## Begin INFORMATION GIVEN
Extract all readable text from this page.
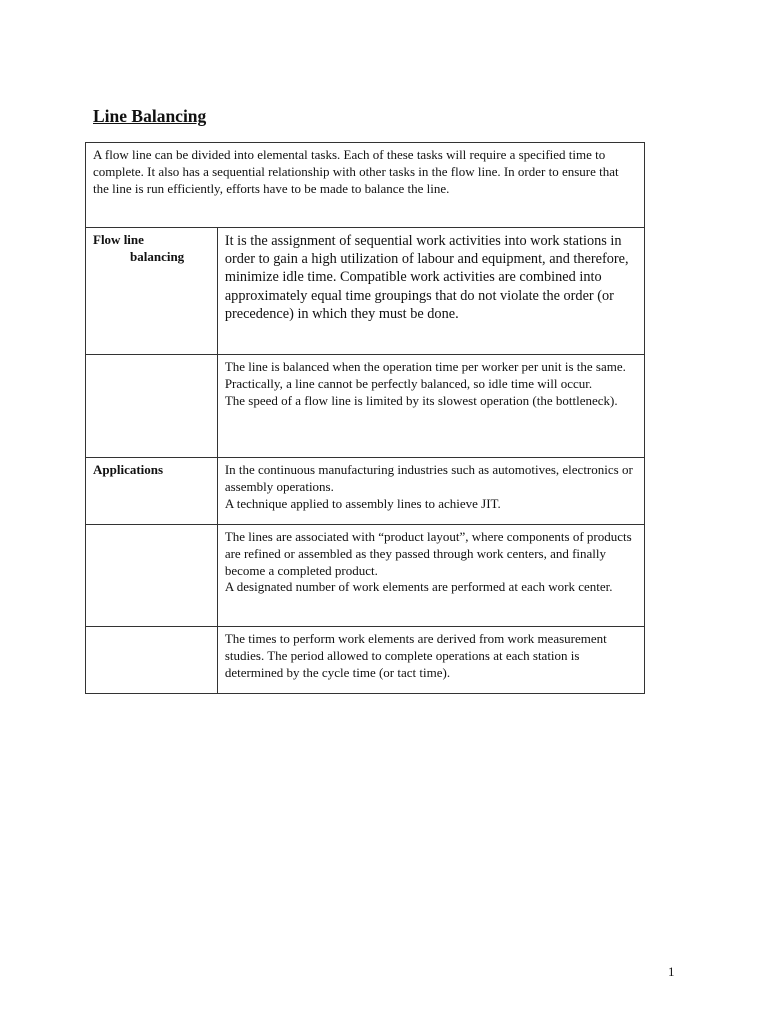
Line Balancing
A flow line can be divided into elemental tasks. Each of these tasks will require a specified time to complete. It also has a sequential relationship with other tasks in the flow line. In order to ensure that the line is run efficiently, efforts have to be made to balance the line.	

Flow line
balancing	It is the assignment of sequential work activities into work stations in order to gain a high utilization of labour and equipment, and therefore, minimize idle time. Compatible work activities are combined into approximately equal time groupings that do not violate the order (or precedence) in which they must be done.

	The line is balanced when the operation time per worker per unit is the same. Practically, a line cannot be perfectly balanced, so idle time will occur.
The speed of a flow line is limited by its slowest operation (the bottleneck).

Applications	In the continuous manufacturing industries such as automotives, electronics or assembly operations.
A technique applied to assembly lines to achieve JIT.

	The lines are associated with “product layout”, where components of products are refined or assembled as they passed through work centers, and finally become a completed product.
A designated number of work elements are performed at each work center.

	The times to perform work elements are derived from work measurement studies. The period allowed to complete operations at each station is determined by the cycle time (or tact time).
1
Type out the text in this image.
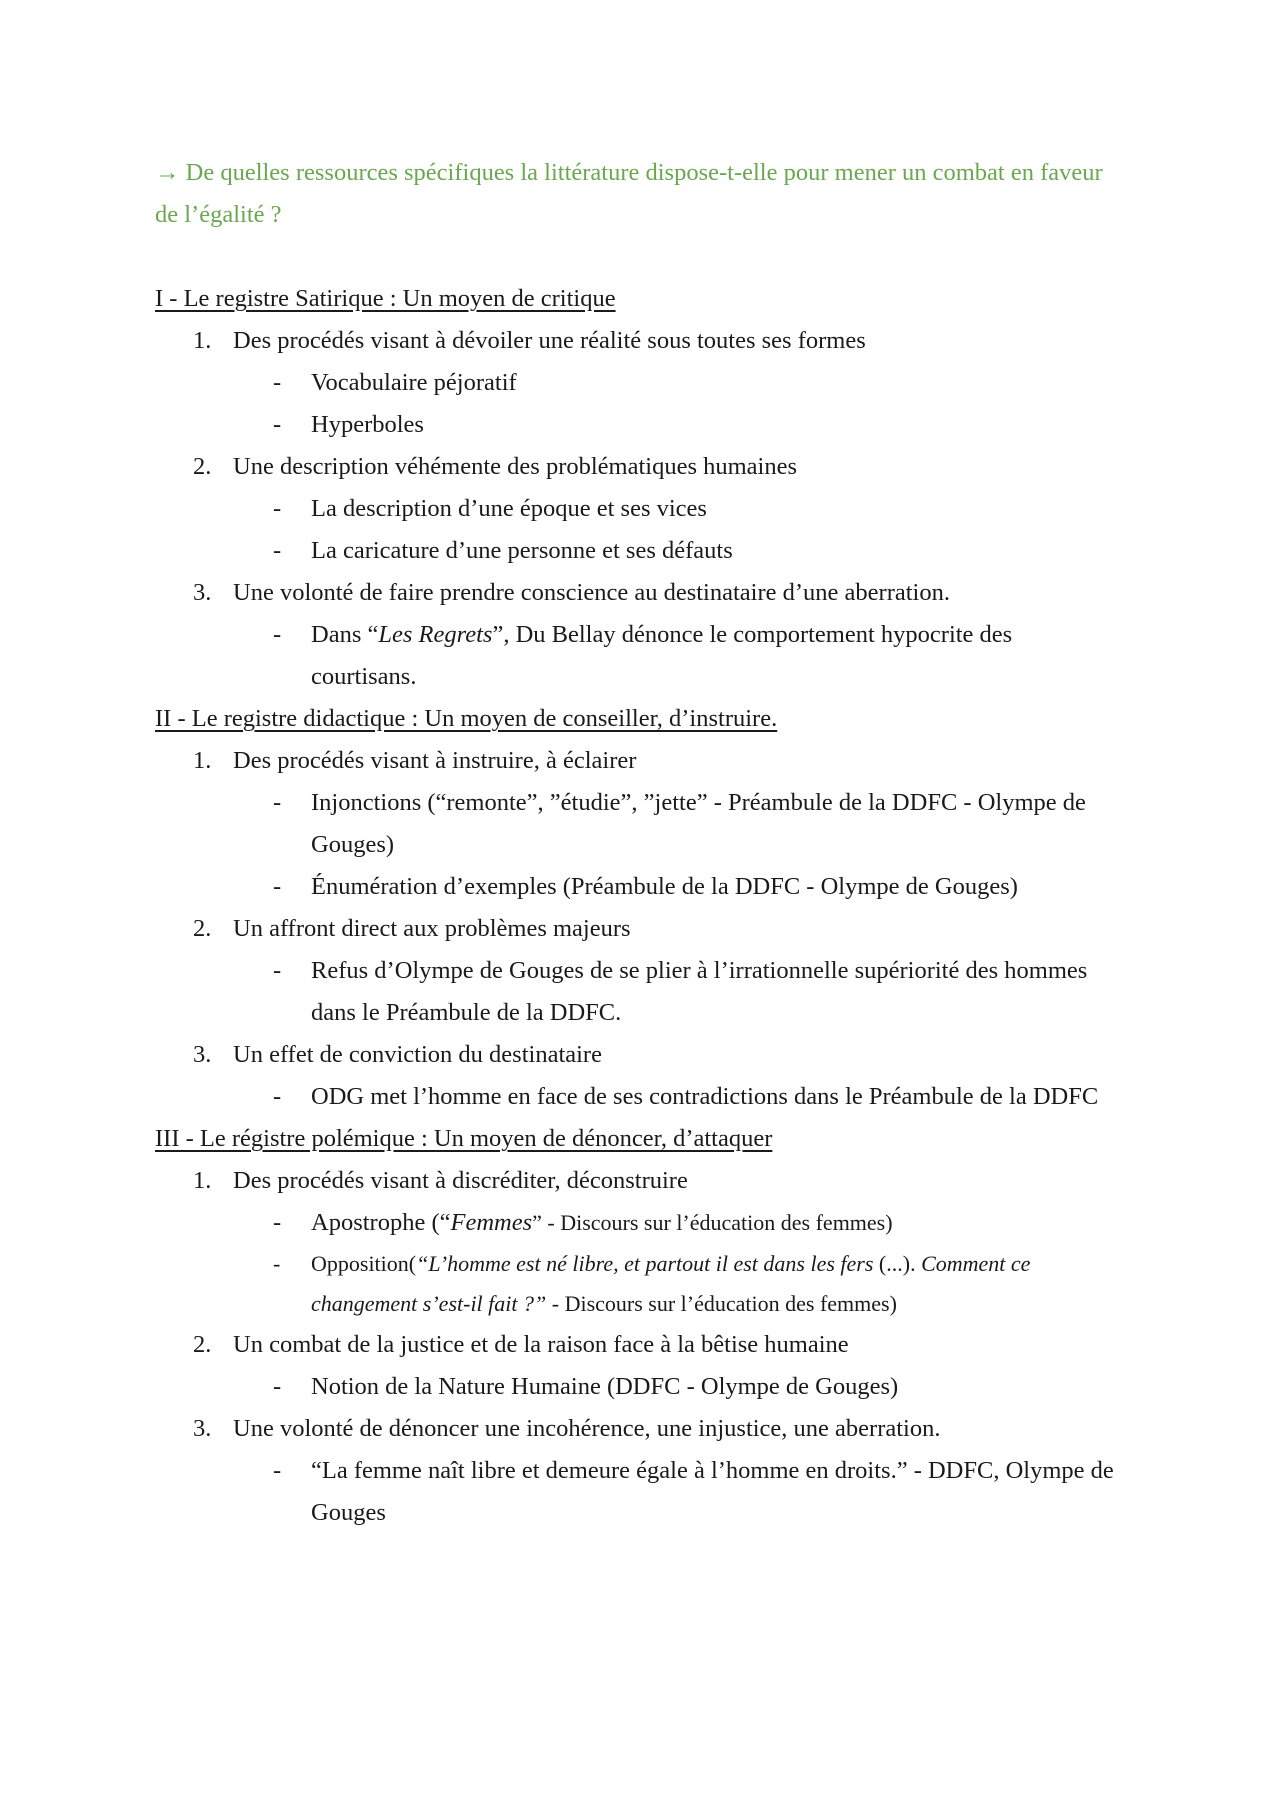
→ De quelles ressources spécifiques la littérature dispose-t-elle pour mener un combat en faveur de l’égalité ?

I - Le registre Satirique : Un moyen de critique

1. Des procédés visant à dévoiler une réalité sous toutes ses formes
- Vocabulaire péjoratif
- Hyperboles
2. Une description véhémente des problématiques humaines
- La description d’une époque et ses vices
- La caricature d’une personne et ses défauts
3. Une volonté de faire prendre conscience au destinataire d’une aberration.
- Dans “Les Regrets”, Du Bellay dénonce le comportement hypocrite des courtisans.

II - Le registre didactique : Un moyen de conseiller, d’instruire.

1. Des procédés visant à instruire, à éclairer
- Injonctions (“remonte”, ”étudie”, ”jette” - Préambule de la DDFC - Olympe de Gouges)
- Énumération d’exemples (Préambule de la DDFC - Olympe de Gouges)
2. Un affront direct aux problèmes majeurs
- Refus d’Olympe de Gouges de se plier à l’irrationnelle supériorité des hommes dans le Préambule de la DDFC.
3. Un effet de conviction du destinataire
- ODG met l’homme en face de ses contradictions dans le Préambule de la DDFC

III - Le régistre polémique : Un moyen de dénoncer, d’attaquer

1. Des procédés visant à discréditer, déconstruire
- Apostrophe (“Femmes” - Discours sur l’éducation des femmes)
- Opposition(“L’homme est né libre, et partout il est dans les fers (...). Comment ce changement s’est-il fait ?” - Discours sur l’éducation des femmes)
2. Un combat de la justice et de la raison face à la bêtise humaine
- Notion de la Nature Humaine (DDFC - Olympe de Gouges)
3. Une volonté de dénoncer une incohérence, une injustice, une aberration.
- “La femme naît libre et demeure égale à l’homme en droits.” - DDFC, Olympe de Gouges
## End INFORMATION GIVEN
Copy every record above exactly as written, but leave out the pictures.

Extract all readable text from this page.
Line Balancing
A flow line can be divided into elemental tasks. Each of these tasks will require a specified time to complete. It also has a sequential relationship with other tasks in the flow line. In order to ensure that the line is run efficiently, efforts have to be made to balance the line.	

Flow line
balancing	It is the assignment of sequential work activities into work stations in order to gain a high utilization of labour and equipment, and therefore, minimize idle time. Compatible work activities are combined into approximately equal time groupings that do not violate the order (or precedence) in which they must be done.

	The line is balanced when the operation time per worker per unit is the same. Practically, a line cannot be perfectly balanced, so idle time will occur.
The speed of a flow line is limited by its slowest operation (the bottleneck).

Applications	In the continuous manufacturing industries such as automotives, electronics or assembly operations.
A technique applied to assembly lines to achieve JIT.

	The lines are associated with “product layout”, where components of products are refined or assembled as they passed through work centers, and finally become a completed product.
A designated number of work elements are performed at each work center.

	The times to perform work elements are derived from work measurement studies. The period allowed to complete operations at each station is determined by the cycle time (or tact time).
1
Type out the text in this image.
→ De quelles ressources spécifiques la littérature dispose-t-elle pour mener un combat en faveur de l’égalité ?

I - Le registre Satirique : Un moyen de critique

1. Des procédés visant à dévoiler une réalité sous toutes ses formes
- Vocabulaire péjoratif
- Hyperboles
2. Une description véhémente des problématiques humaines
- La description d’une époque et ses vices
- La caricature d’une personne et ses défauts
3. Une volonté de faire prendre conscience au destinataire d’une aberration.
- Dans “Les Regrets”, Du Bellay dénonce le comportement hypocrite des courtisans.

II - Le registre didactique : Un moyen de conseiller, d’instruire.

1. Des procédés visant à instruire, à éclairer
- Injonctions (“remonte”, ”étudie”, ”jette” - Préambule de la DDFC - Olympe de Gouges)
- Énumération d’exemples (Préambule de la DDFC - Olympe de Gouges)
2. Un affront direct aux problèmes majeurs
- Refus d’Olympe de Gouges de se plier à l’irrationnelle supériorité des hommes dans le Préambule de la DDFC.
3. Un effet de conviction du destinataire
- ODG met l’homme en face de ses contradictions dans le Préambule de la DDFC

III - Le régistre polémique : Un moyen de dénoncer, d’attaquer

1. Des procédés visant à discréditer, déconstruire
- Apostrophe (“Femmes” - Discours sur l’éducation des femmes)
- Opposition(“L’homme est né libre, et partout il est dans les fers (...). Comment ce changement s’est-il fait ?” - Discours sur l’éducation des femmes)
2. Un combat de la justice et de la raison face à la bêtise humaine
- Notion de la Nature Humaine (DDFC - Olympe de Gouges)
3. Une volonté de dénoncer une incohérence, une injustice, une aberration.
- “La femme naît libre et demeure égale à l’homme en droits.” - DDFC, Olympe de Gouges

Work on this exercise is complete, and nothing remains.